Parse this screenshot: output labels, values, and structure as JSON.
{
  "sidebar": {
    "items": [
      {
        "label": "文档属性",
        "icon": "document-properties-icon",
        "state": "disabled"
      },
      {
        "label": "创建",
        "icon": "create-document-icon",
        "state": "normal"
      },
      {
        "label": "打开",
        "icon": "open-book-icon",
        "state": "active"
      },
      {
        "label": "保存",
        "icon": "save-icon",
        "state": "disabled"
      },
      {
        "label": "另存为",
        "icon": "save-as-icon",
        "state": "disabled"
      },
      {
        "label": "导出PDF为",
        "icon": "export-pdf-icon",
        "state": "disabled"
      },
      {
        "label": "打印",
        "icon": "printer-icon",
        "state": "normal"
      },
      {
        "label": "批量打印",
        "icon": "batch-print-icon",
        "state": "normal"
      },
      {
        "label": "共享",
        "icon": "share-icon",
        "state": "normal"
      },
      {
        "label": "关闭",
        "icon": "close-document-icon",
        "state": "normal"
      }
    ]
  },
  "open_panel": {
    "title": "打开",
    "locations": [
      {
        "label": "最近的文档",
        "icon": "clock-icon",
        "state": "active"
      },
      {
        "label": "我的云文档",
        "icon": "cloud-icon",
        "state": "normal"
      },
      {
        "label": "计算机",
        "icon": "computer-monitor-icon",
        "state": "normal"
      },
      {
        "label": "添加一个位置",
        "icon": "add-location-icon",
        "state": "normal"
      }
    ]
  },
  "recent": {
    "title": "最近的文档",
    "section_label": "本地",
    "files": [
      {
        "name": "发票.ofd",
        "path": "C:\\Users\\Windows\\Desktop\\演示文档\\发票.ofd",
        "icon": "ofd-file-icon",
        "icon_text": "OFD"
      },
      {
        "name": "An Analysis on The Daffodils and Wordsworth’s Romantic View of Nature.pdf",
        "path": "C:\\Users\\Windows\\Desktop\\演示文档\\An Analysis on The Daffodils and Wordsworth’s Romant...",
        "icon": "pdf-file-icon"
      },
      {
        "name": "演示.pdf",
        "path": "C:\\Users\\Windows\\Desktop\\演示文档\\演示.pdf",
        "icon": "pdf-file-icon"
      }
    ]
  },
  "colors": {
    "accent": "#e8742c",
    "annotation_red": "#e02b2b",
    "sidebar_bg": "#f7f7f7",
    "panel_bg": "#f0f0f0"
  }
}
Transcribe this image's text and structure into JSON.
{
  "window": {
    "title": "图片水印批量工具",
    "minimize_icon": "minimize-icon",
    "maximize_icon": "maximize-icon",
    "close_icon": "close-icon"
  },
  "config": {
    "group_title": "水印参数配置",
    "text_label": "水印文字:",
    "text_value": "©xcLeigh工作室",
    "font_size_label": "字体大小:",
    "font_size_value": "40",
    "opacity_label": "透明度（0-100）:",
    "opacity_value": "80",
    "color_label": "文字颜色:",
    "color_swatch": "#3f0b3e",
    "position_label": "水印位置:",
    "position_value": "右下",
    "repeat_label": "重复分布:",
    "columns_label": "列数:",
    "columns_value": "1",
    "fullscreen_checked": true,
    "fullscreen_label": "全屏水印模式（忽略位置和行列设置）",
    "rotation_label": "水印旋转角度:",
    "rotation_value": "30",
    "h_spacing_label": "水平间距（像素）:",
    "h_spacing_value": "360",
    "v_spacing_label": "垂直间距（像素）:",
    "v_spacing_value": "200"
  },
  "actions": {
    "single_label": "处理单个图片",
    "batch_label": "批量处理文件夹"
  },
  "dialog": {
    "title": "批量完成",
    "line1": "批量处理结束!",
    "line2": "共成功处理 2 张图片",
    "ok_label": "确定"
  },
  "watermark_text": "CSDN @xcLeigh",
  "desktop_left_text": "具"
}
=-=-=-=-=
Written problem
Gather every line from the listing above in which the word "Analysis" appears.

Problem solution
        "name": "An Analysis on The Daffodils and Wordsworth’s Romantic View of Nature.pdf",
        "path": "C:\\Users\\Windows\\Desktop\\演示文档\\An Analysis on The Daffodils and Wordsworth’s Romant...",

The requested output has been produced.